Work instructions
Select all lines in the records that include "کارشناس".

(Collected data)
○ ○ ○ ○ ○

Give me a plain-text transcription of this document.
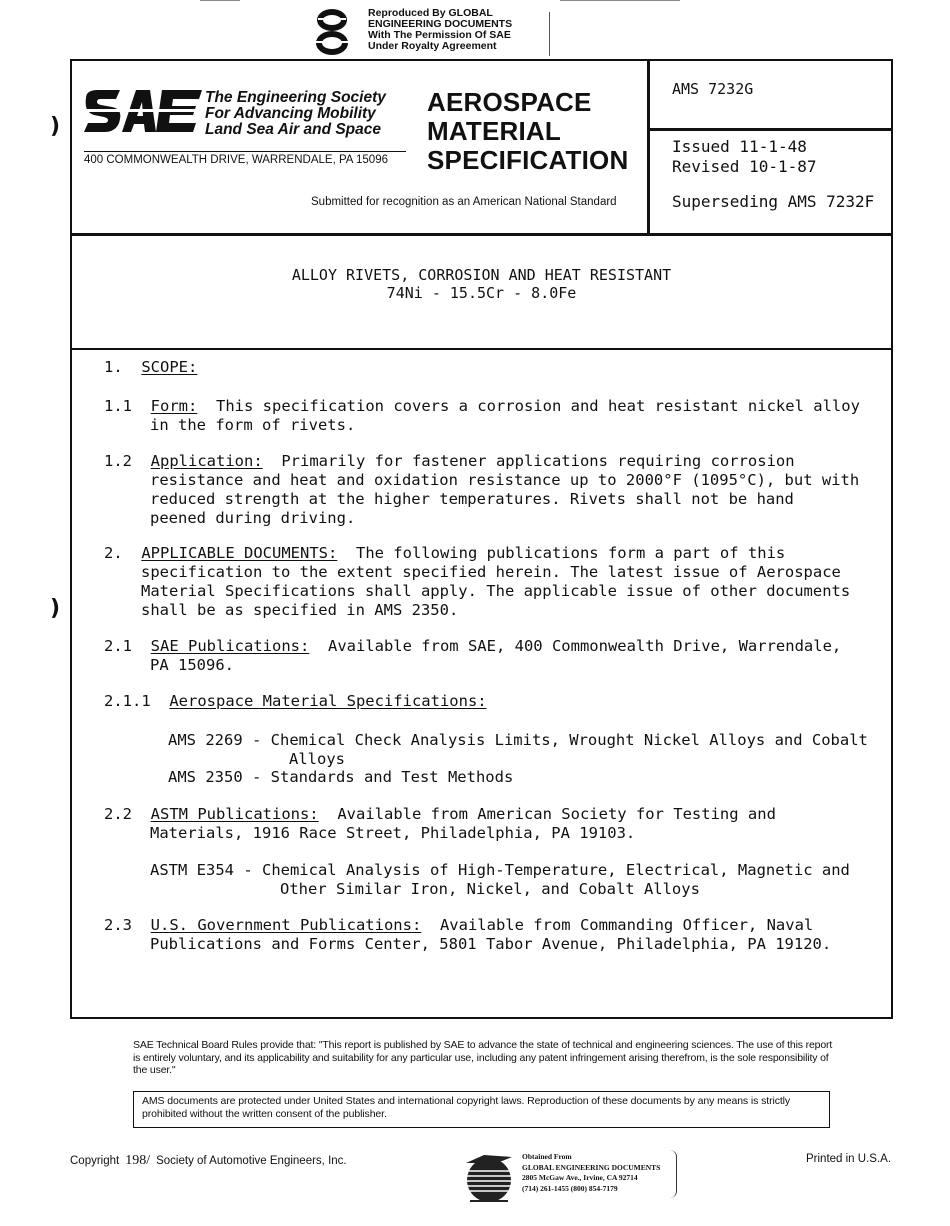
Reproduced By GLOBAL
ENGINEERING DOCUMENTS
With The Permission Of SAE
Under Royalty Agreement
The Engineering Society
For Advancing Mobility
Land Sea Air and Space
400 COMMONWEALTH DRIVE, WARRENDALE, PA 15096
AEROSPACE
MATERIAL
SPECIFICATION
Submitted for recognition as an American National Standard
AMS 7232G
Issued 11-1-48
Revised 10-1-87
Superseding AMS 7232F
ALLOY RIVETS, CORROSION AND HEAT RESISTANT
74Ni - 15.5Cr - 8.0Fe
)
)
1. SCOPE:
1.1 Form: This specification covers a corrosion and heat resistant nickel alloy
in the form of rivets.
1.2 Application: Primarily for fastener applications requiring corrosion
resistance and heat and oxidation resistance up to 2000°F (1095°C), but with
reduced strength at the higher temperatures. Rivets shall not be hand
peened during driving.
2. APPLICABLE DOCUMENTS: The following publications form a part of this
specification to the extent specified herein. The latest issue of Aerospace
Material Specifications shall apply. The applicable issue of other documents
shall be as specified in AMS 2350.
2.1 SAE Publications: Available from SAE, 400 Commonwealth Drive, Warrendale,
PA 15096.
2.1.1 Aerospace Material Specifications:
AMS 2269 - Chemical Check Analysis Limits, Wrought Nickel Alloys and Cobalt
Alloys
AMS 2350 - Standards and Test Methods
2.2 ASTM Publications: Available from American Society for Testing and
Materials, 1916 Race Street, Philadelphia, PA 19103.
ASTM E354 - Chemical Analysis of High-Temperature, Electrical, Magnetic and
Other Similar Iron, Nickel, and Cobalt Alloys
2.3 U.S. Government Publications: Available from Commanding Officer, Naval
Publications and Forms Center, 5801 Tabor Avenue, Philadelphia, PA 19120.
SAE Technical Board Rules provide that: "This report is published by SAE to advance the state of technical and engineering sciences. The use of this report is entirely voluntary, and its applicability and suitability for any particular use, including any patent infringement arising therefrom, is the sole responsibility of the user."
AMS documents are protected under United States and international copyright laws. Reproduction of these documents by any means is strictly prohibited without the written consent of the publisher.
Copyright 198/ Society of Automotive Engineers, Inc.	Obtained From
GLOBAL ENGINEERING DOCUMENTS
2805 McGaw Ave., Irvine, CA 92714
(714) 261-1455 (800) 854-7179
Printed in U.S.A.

○ ○ ○ ○ ○

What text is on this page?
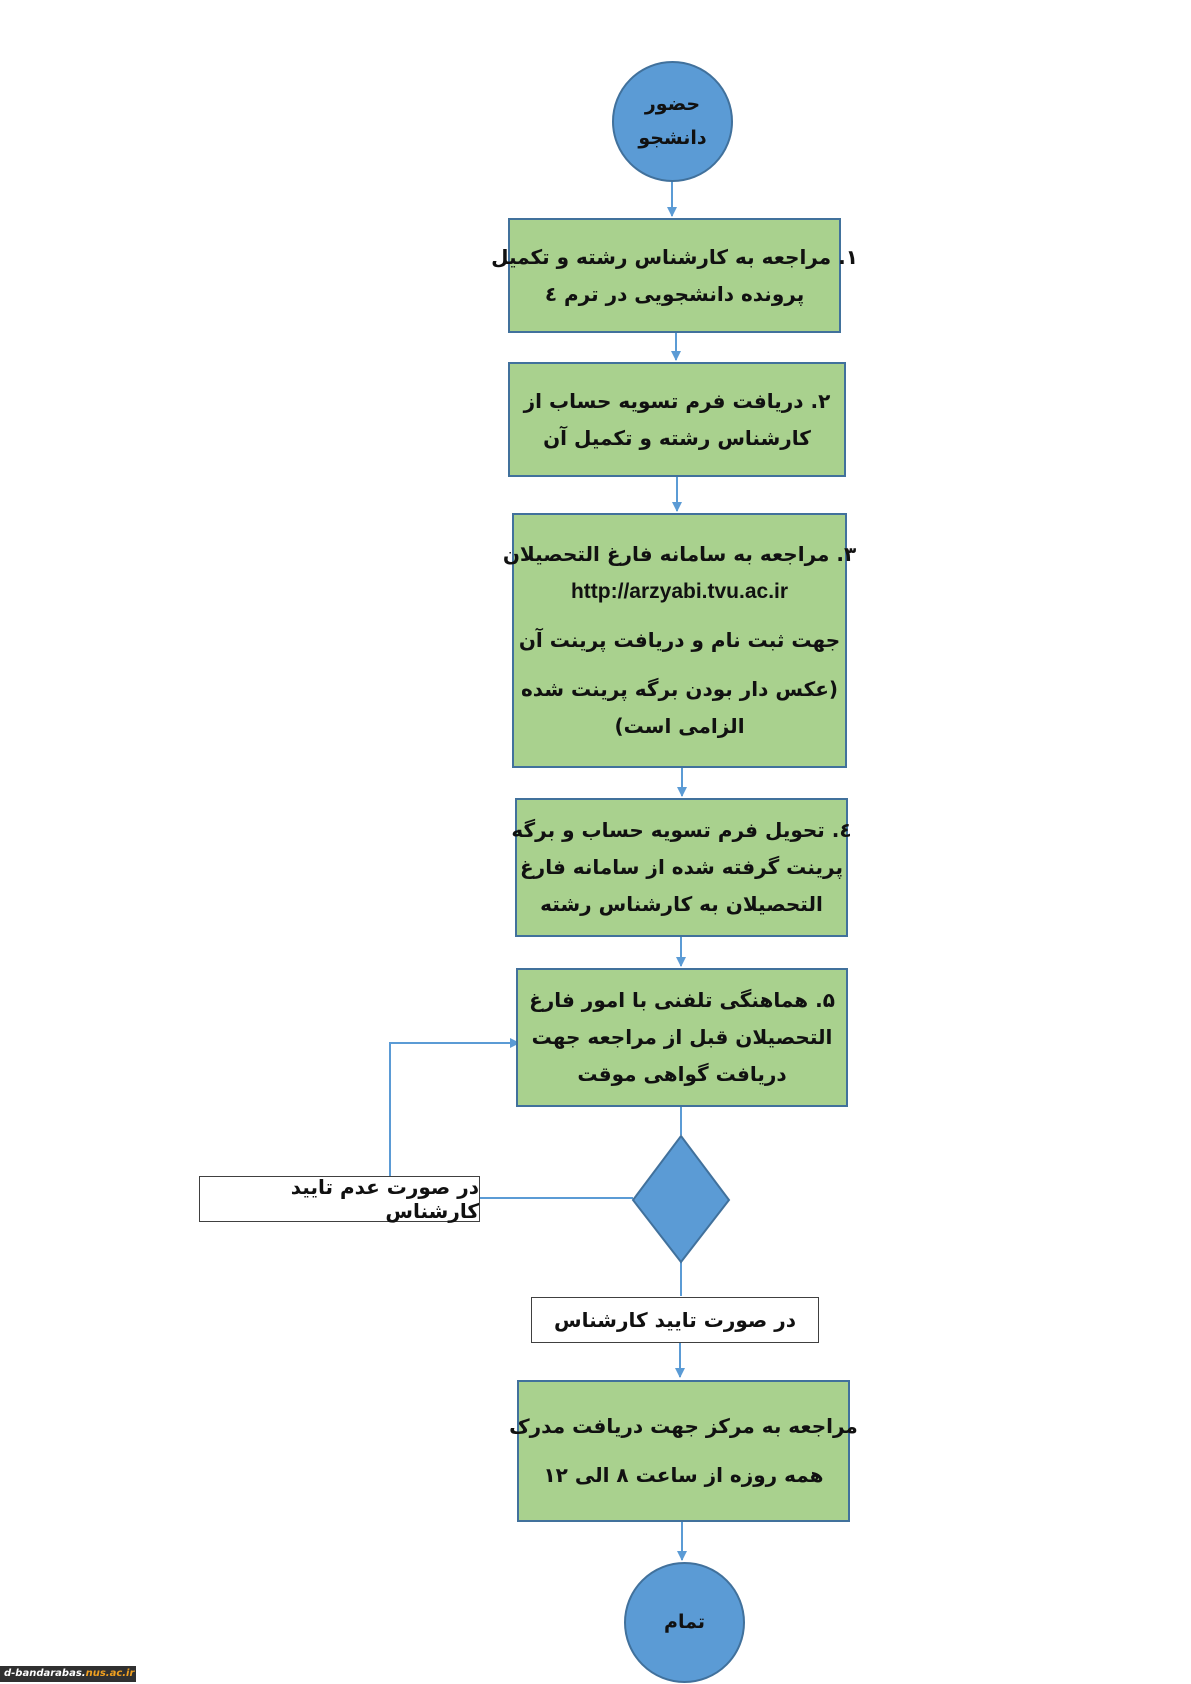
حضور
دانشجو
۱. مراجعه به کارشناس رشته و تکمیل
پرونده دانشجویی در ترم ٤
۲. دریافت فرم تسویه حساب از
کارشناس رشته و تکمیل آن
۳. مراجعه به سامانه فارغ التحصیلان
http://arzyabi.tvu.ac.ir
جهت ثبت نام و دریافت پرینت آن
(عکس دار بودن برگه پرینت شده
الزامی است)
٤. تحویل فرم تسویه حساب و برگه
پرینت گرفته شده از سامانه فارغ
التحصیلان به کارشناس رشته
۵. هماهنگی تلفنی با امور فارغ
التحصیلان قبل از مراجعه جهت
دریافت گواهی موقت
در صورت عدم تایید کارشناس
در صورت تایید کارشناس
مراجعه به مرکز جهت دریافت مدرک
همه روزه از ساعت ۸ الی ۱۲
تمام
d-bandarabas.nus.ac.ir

○ ○ ○ ○ ○

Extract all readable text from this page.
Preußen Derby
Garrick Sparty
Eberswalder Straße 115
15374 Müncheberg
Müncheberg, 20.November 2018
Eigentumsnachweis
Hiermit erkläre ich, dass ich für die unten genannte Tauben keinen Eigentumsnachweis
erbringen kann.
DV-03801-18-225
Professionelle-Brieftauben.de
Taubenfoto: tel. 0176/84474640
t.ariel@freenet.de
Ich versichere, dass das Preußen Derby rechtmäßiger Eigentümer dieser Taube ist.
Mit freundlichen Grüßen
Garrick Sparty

○ ○ ○ ○ ○

Result below
۱. مراجعه به کارشناس رشته و تکمیل
کارشناس رشته و تکمیل آن
التحصیلان به کارشناس رشته
در صورت عدم تایید کارشناس
در صورت تایید کارشناس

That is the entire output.